-- WHAT YOU ARE ASKED TO DO --
Each line of the material that includes the string "profile" counts once; report the total and nothing further.

-- EXERCISE DATA --
· · · ·

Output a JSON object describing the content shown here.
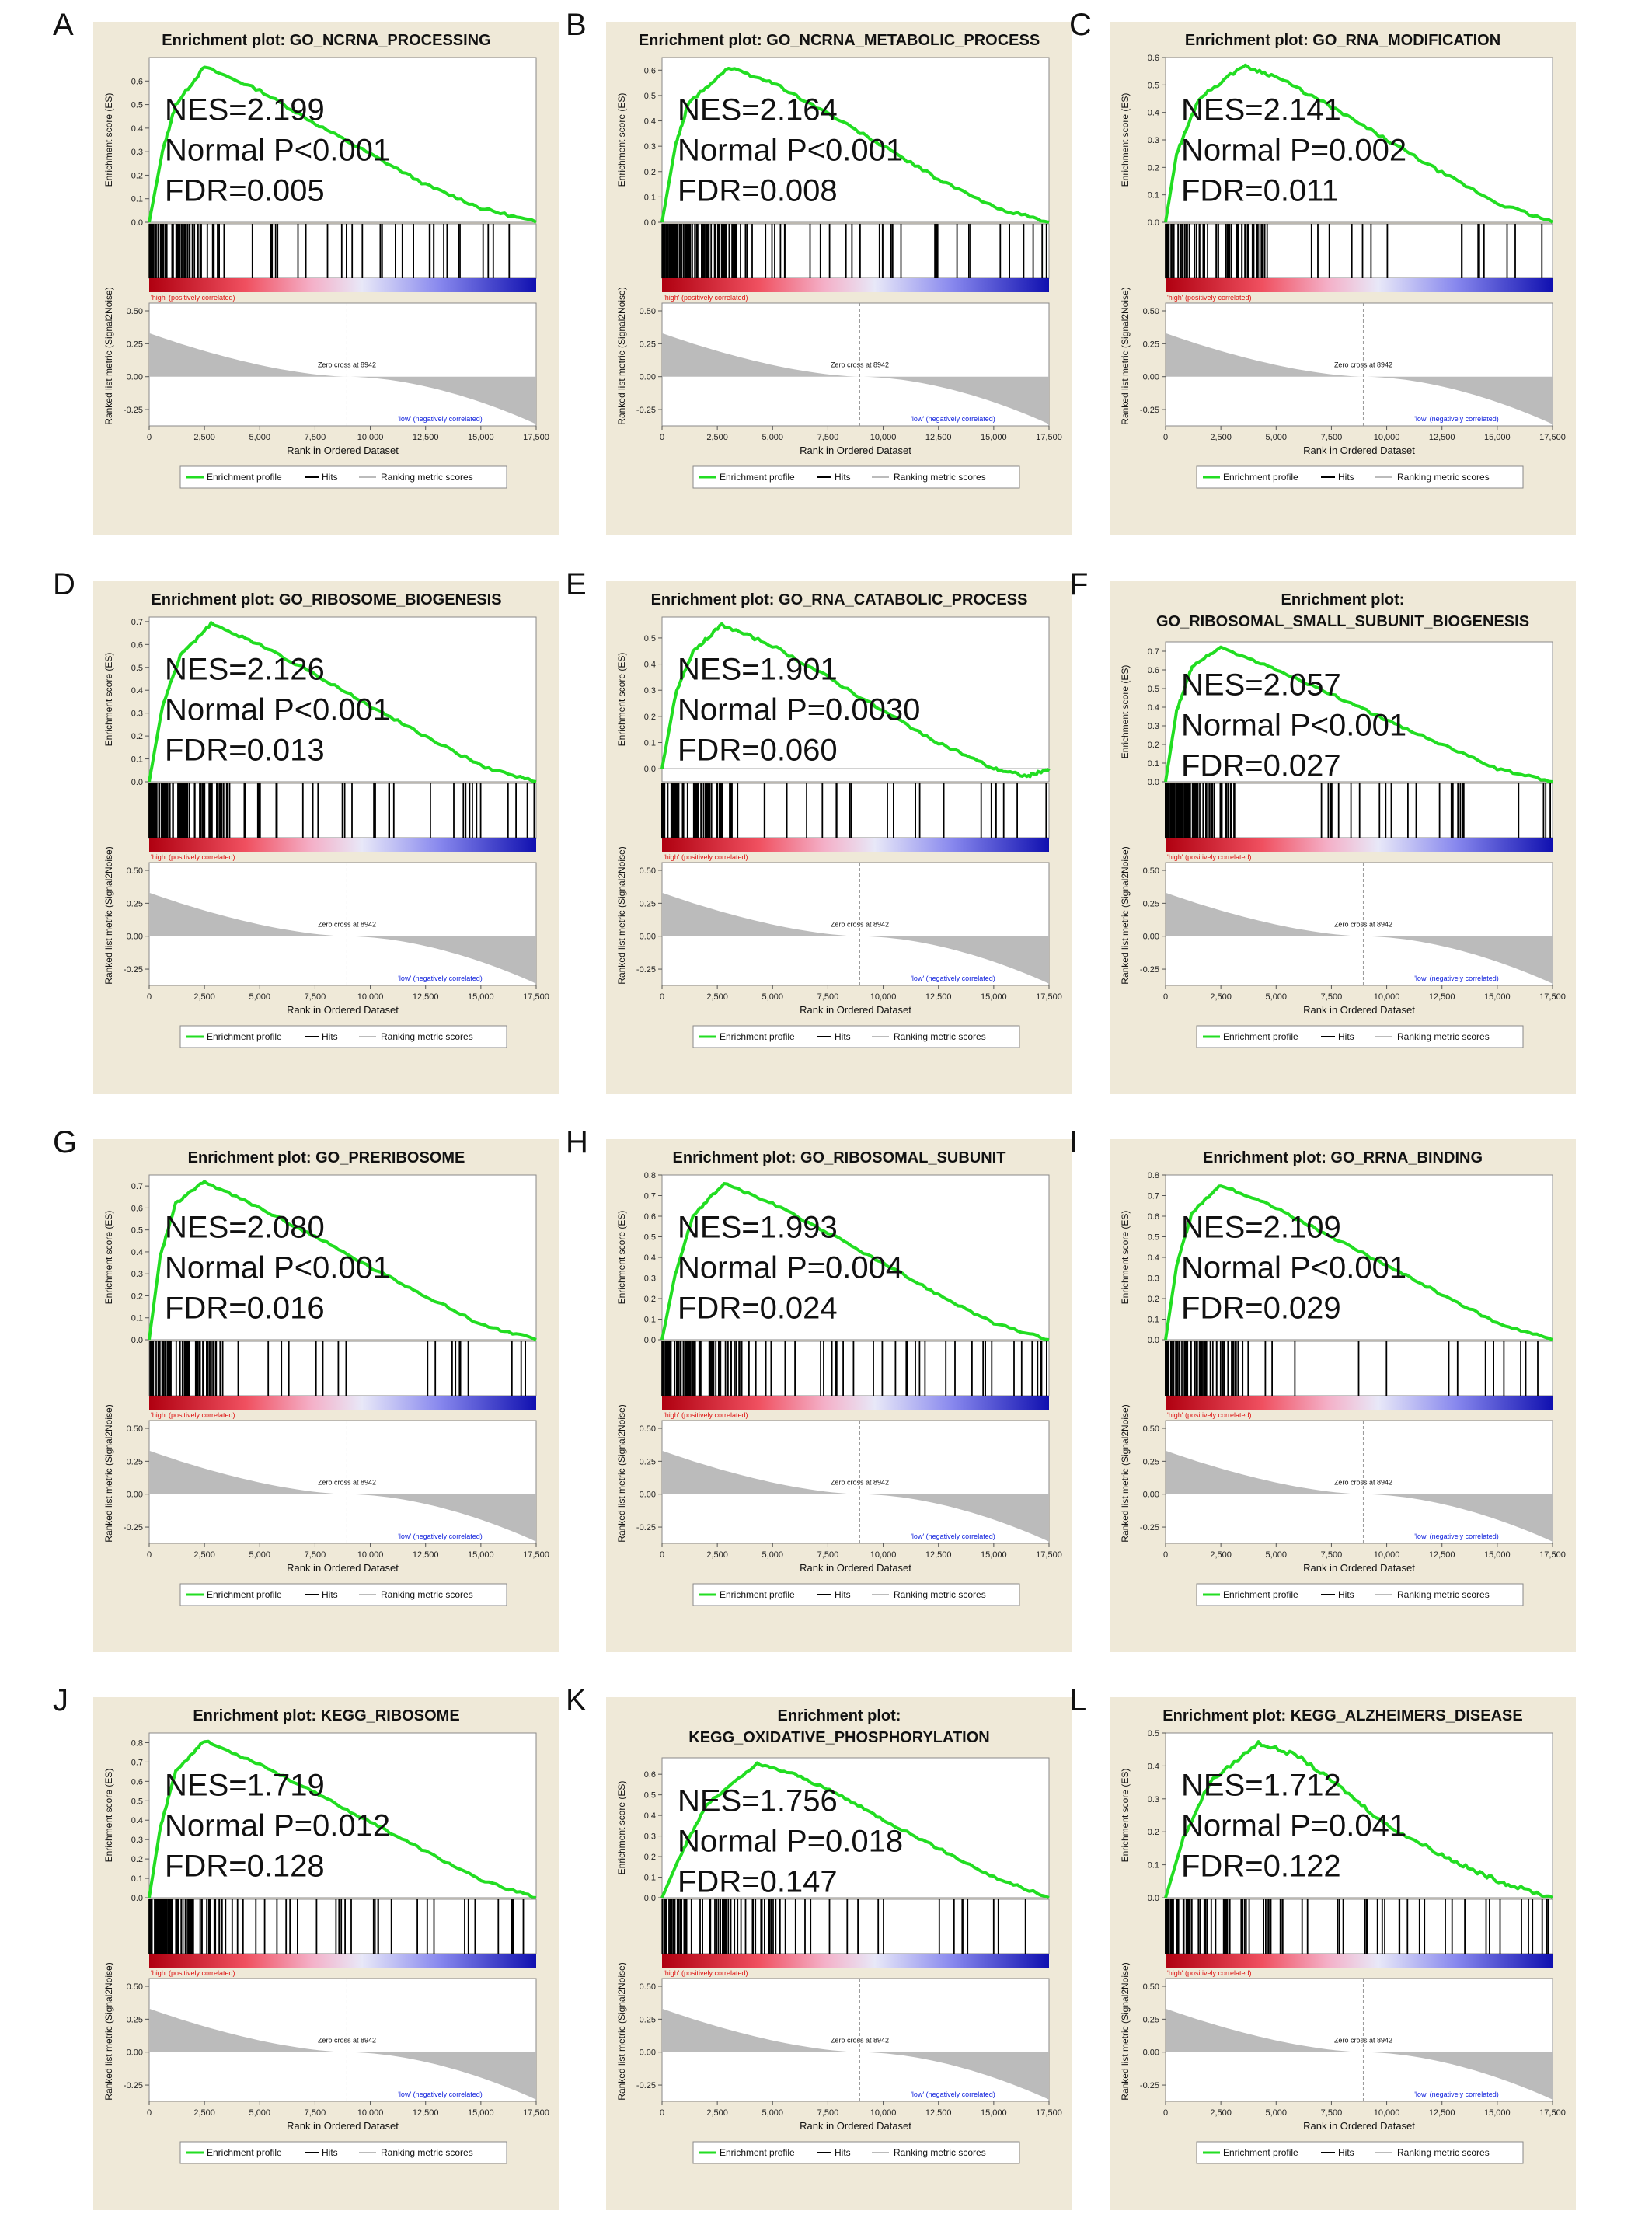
{
  "figure": {
    "y_label_es": "Enrichment score (ES)",
    "y_label_metric": "Ranked list metric (Signal2Noise)",
    "x_label": "Rank in Ordered Dataset",
    "zero_cross_label": "Zero cross at 8942",
    "high_label": "'high' (positively correlated)",
    "low_label": "'low' (negatively correlated)",
    "legend": {
      "profile": "Enrichment profile",
      "hits": "Hits",
      "ranking": "Ranking metric scores"
    },
    "colors": {
      "profile": "#22dd22",
      "panel_bg": "#efe9d8",
      "hits": "#000000",
      "metric": "#bbbbbb"
    },
    "x_ticks": [
      "0",
      "2,500",
      "5,000",
      "7,500",
      "10,000",
      "12,500",
      "15,000",
      "17,500"
    ],
    "metric_ticks": [
      "0.50",
      "0.25",
      "0.00",
      "-0.25"
    ]
  },
  "panels": [
    {
      "letter": "A",
      "title1": "Enrichment plot: GO_NCRNA_PROCESSING",
      "title2": "",
      "nes": "NES=2.199",
      "p": "Normal P<0.001",
      "fdr": "FDR=0.005",
      "es_ticks": [
        "0.6",
        "0.5",
        "0.4",
        "0.3",
        "0.2",
        "0.1",
        "0.0"
      ],
      "ymax": 0.7
    },
    {
      "letter": "B",
      "title1": "Enrichment plot: GO_NCRNA_METABOLIC_PROCESS",
      "title2": "",
      "nes": "NES=2.164",
      "p": "Normal P<0.001",
      "fdr": "FDR=0.008",
      "es_ticks": [
        "0.6",
        "0.5",
        "0.4",
        "0.3",
        "0.2",
        "0.1",
        "0.0"
      ],
      "ymax": 0.65
    },
    {
      "letter": "C",
      "title1": "Enrichment plot: GO_RNA_MODIFICATION",
      "title2": "",
      "nes": "NES=2.141",
      "p": "Normal P=0.002",
      "fdr": "FDR=0.011",
      "es_ticks": [
        "0.6",
        "0.5",
        "0.4",
        "0.3",
        "0.2",
        "0.1",
        "0.0"
      ],
      "ymax": 0.6
    },
    {
      "letter": "D",
      "title1": "Enrichment plot: GO_RIBOSOME_BIOGENESIS",
      "title2": "",
      "nes": "NES=2.126",
      "p": "Normal P<0.001",
      "fdr": "FDR=0.013",
      "es_ticks": [
        "0.7",
        "0.6",
        "0.5",
        "0.4",
        "0.3",
        "0.2",
        "0.1",
        "0.0"
      ],
      "ymax": 0.72
    },
    {
      "letter": "E",
      "title1": "Enrichment plot: GO_RNA_CATABOLIC_PROCESS",
      "title2": "",
      "nes": "NES=1.901",
      "p": "Normal P=0.0030",
      "fdr": "FDR=0.060",
      "es_ticks": [
        "0.5",
        "0.4",
        "0.3",
        "0.2",
        "0.1",
        "0.0"
      ],
      "ymax": 0.58
    },
    {
      "letter": "F",
      "title1": "Enrichment plot:",
      "title2": "GO_RIBOSOMAL_SMALL_SUBUNIT_BIOGENESIS",
      "nes": "NES=2.057",
      "p": "Normal P<0.001",
      "fdr": "FDR=0.027",
      "es_ticks": [
        "0.7",
        "0.6",
        "0.5",
        "0.4",
        "0.3",
        "0.2",
        "0.1",
        "0.0"
      ],
      "ymax": 0.75
    },
    {
      "letter": "G",
      "title1": "Enrichment plot: GO_PRERIBOSOME",
      "title2": "",
      "nes": "NES=2.080",
      "p": "Normal P<0.001",
      "fdr": "FDR=0.016",
      "es_ticks": [
        "0.7",
        "0.6",
        "0.5",
        "0.4",
        "0.3",
        "0.2",
        "0.1",
        "0.0"
      ],
      "ymax": 0.75
    },
    {
      "letter": "H",
      "title1": "Enrichment plot: GO_RIBOSOMAL_SUBUNIT",
      "title2": "",
      "nes": "NES=1.993",
      "p": "Normal P=0.004",
      "fdr": "FDR=0.024",
      "es_ticks": [
        "0.8",
        "0.7",
        "0.6",
        "0.5",
        "0.4",
        "0.3",
        "0.2",
        "0.1",
        "0.0"
      ],
      "ymax": 0.8
    },
    {
      "letter": "I",
      "title1": "Enrichment plot: GO_RRNA_BINDING",
      "title2": "",
      "nes": "NES=2.109",
      "p": "Normal P<0.001",
      "fdr": "FDR=0.029",
      "es_ticks": [
        "0.8",
        "0.7",
        "0.6",
        "0.5",
        "0.4",
        "0.3",
        "0.2",
        "0.1",
        "0.0"
      ],
      "ymax": 0.8
    },
    {
      "letter": "J",
      "title1": "Enrichment plot: KEGG_RIBOSOME",
      "title2": "",
      "nes": "NES=1.719",
      "p": "Normal P=0.012",
      "fdr": "FDR=0.128",
      "es_ticks": [
        "0.8",
        "0.7",
        "0.6",
        "0.5",
        "0.4",
        "0.3",
        "0.2",
        "0.1",
        "0.0"
      ],
      "ymax": 0.85
    },
    {
      "letter": "K",
      "title1": "Enrichment plot:",
      "title2": "KEGG_OXIDATIVE_PHOSPHORYLATION",
      "nes": "NES=1.756",
      "p": "Normal P=0.018",
      "fdr": "FDR=0.147",
      "es_ticks": [
        "0.6",
        "0.5",
        "0.4",
        "0.3",
        "0.2",
        "0.1",
        "0.0"
      ],
      "ymax": 0.68
    },
    {
      "letter": "L",
      "title1": "Enrichment plot: KEGG_ALZHEIMERS_DISEASE",
      "title2": "",
      "nes": "NES=1.712",
      "p": "Normal P=0.041",
      "fdr": "FDR=0.122",
      "es_ticks": [
        "0.5",
        "0.4",
        "0.3",
        "0.2",
        "0.1",
        "0.0"
      ],
      "ymax": 0.5
    }
  ],
  "chart_data": [
    {
      "type": "line",
      "title": "Enrichment plot: GO_NCRNA_PROCESSING",
      "ylabel": "Enrichment score (ES)",
      "xlabel": "Rank in Ordered Dataset",
      "xlim": [
        0,
        17500
      ],
      "ylim": [
        0,
        0.7
      ],
      "peak": {
        "x": 2500,
        "y": 0.66
      },
      "x": [
        0,
        600,
        1200,
        2500,
        5000,
        7500,
        10000,
        12500,
        15000,
        17500
      ],
      "y": [
        0,
        0.3,
        0.5,
        0.66,
        0.56,
        0.42,
        0.29,
        0.16,
        0.06,
        0.0
      ]
    },
    {
      "type": "line",
      "title": "Enrichment plot: GO_NCRNA_METABOLIC_PROCESS",
      "ylabel": "Enrichment score (ES)",
      "xlabel": "Rank in Ordered Dataset",
      "xlim": [
        0,
        17500
      ],
      "ylim": [
        0,
        0.65
      ],
      "peak": {
        "x": 3000,
        "y": 0.61
      },
      "x": [
        0,
        600,
        1200,
        3000,
        5000,
        7500,
        10000,
        12500,
        15000,
        17500
      ],
      "y": [
        0,
        0.3,
        0.47,
        0.61,
        0.55,
        0.43,
        0.3,
        0.17,
        0.06,
        0.0
      ]
    },
    {
      "type": "line",
      "title": "Enrichment plot: GO_RNA_MODIFICATION",
      "ylabel": "Enrichment score (ES)",
      "xlabel": "Rank in Ordered Dataset",
      "xlim": [
        0,
        17500
      ],
      "ylim": [
        0,
        0.6
      ],
      "peak": {
        "x": 3500,
        "y": 0.57
      },
      "x": [
        0,
        500,
        1500,
        3500,
        5000,
        7500,
        10000,
        12500,
        15000,
        17500
      ],
      "y": [
        0,
        0.25,
        0.45,
        0.57,
        0.53,
        0.42,
        0.3,
        0.18,
        0.07,
        0.0
      ]
    },
    {
      "type": "line",
      "title": "Enrichment plot: GO_RIBOSOME_BIOGENESIS",
      "ylabel": "Enrichment score (ES)",
      "xlabel": "Rank in Ordered Dataset",
      "xlim": [
        0,
        17500
      ],
      "ylim": [
        0,
        0.72
      ],
      "peak": {
        "x": 2800,
        "y": 0.69
      },
      "x": [
        0,
        600,
        1400,
        2800,
        5000,
        7500,
        10000,
        12500,
        15000,
        17500
      ],
      "y": [
        0,
        0.33,
        0.55,
        0.69,
        0.6,
        0.47,
        0.33,
        0.2,
        0.07,
        0.0
      ]
    },
    {
      "type": "line",
      "title": "Enrichment plot: GO_RNA_CATABOLIC_PROCESS",
      "ylabel": "Enrichment score (ES)",
      "xlabel": "Rank in Ordered Dataset",
      "xlim": [
        0,
        17500
      ],
      "ylim": [
        -0.05,
        0.58
      ],
      "peak": {
        "x": 2700,
        "y": 0.55
      },
      "x": [
        0,
        600,
        1400,
        2700,
        5000,
        7500,
        10000,
        12500,
        15000,
        16500,
        17500
      ],
      "y": [
        0,
        0.28,
        0.45,
        0.55,
        0.47,
        0.35,
        0.22,
        0.1,
        0.0,
        -0.03,
        0.0
      ]
    },
    {
      "type": "line",
      "title": "Enrichment plot: GO_RIBOSOMAL_SMALL_SUBUNIT_BIOGENESIS",
      "ylabel": "Enrichment score (ES)",
      "xlabel": "Rank in Ordered Dataset",
      "xlim": [
        0,
        17500
      ],
      "ylim": [
        0,
        0.75
      ],
      "peak": {
        "x": 2500,
        "y": 0.72
      },
      "x": [
        0,
        500,
        1200,
        2500,
        5000,
        7500,
        10000,
        12500,
        15000,
        17500
      ],
      "y": [
        0,
        0.38,
        0.62,
        0.72,
        0.6,
        0.47,
        0.33,
        0.2,
        0.07,
        0.0
      ]
    },
    {
      "type": "line",
      "title": "Enrichment plot: GO_PRERIBOSOME",
      "ylabel": "Enrichment score (ES)",
      "xlabel": "Rank in Ordered Dataset",
      "xlim": [
        0,
        17500
      ],
      "ylim": [
        0,
        0.75
      ],
      "peak": {
        "x": 2500,
        "y": 0.72
      },
      "x": [
        0,
        500,
        1200,
        2500,
        5000,
        7500,
        10000,
        12500,
        15000,
        17500
      ],
      "y": [
        0,
        0.38,
        0.62,
        0.72,
        0.6,
        0.47,
        0.33,
        0.2,
        0.07,
        0.0
      ]
    },
    {
      "type": "line",
      "title": "Enrichment plot: GO_RIBOSOMAL_SUBUNIT",
      "ylabel": "Enrichment score (ES)",
      "xlabel": "Rank in Ordered Dataset",
      "xlim": [
        0,
        17500
      ],
      "ylim": [
        0,
        0.8
      ],
      "peak": {
        "x": 2800,
        "y": 0.76
      },
      "x": [
        0,
        600,
        1400,
        2800,
        5000,
        7500,
        10000,
        12500,
        15000,
        17500
      ],
      "y": [
        0,
        0.32,
        0.6,
        0.76,
        0.66,
        0.52,
        0.37,
        0.22,
        0.08,
        0.0
      ]
    },
    {
      "type": "line",
      "title": "Enrichment plot: GO_RRNA_BINDING",
      "ylabel": "Enrichment score (ES)",
      "xlabel": "Rank in Ordered Dataset",
      "xlim": [
        0,
        17500
      ],
      "ylim": [
        0,
        0.8
      ],
      "peak": {
        "x": 2500,
        "y": 0.75
      },
      "x": [
        0,
        500,
        1200,
        2500,
        5000,
        7500,
        10000,
        12500,
        15000,
        17500
      ],
      "y": [
        0,
        0.36,
        0.62,
        0.75,
        0.64,
        0.5,
        0.36,
        0.22,
        0.08,
        0.0
      ]
    },
    {
      "type": "line",
      "title": "Enrichment plot: KEGG_RIBOSOME",
      "ylabel": "Enrichment score (ES)",
      "xlabel": "Rank in Ordered Dataset",
      "xlim": [
        0,
        17500
      ],
      "ylim": [
        0,
        0.85
      ],
      "peak": {
        "x": 2500,
        "y": 0.81
      },
      "x": [
        0,
        500,
        1200,
        2500,
        5000,
        7500,
        10000,
        12500,
        15000,
        17500
      ],
      "y": [
        0,
        0.36,
        0.65,
        0.81,
        0.69,
        0.54,
        0.39,
        0.24,
        0.09,
        0.0
      ]
    },
    {
      "type": "line",
      "title": "Enrichment plot: KEGG_OXIDATIVE_PHOSPHORYLATION",
      "ylabel": "Enrichment score (ES)",
      "xlabel": "Rank in Ordered Dataset",
      "xlim": [
        0,
        17500
      ],
      "ylim": [
        0,
        0.68
      ],
      "peak": {
        "x": 4300,
        "y": 0.65
      },
      "x": [
        0,
        800,
        2000,
        4300,
        6000,
        8000,
        10000,
        12500,
        15000,
        17500
      ],
      "y": [
        0,
        0.2,
        0.45,
        0.65,
        0.6,
        0.5,
        0.38,
        0.24,
        0.1,
        0.0
      ]
    },
    {
      "type": "line",
      "title": "Enrichment plot: KEGG_ALZHEIMERS_DISEASE",
      "ylabel": "Enrichment score (ES)",
      "xlabel": "Rank in Ordered Dataset",
      "xlim": [
        0,
        17500
      ],
      "ylim": [
        0,
        0.5
      ],
      "peak": {
        "x": 4200,
        "y": 0.47
      },
      "x": [
        0,
        800,
        2000,
        4200,
        6000,
        8000,
        10000,
        12500,
        14000,
        15500,
        17500
      ],
      "y": [
        0,
        0.18,
        0.35,
        0.47,
        0.43,
        0.33,
        0.22,
        0.13,
        0.08,
        0.04,
        0.0
      ]
    }
  ]
}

· · · ·

-- ANSWER BOX --
2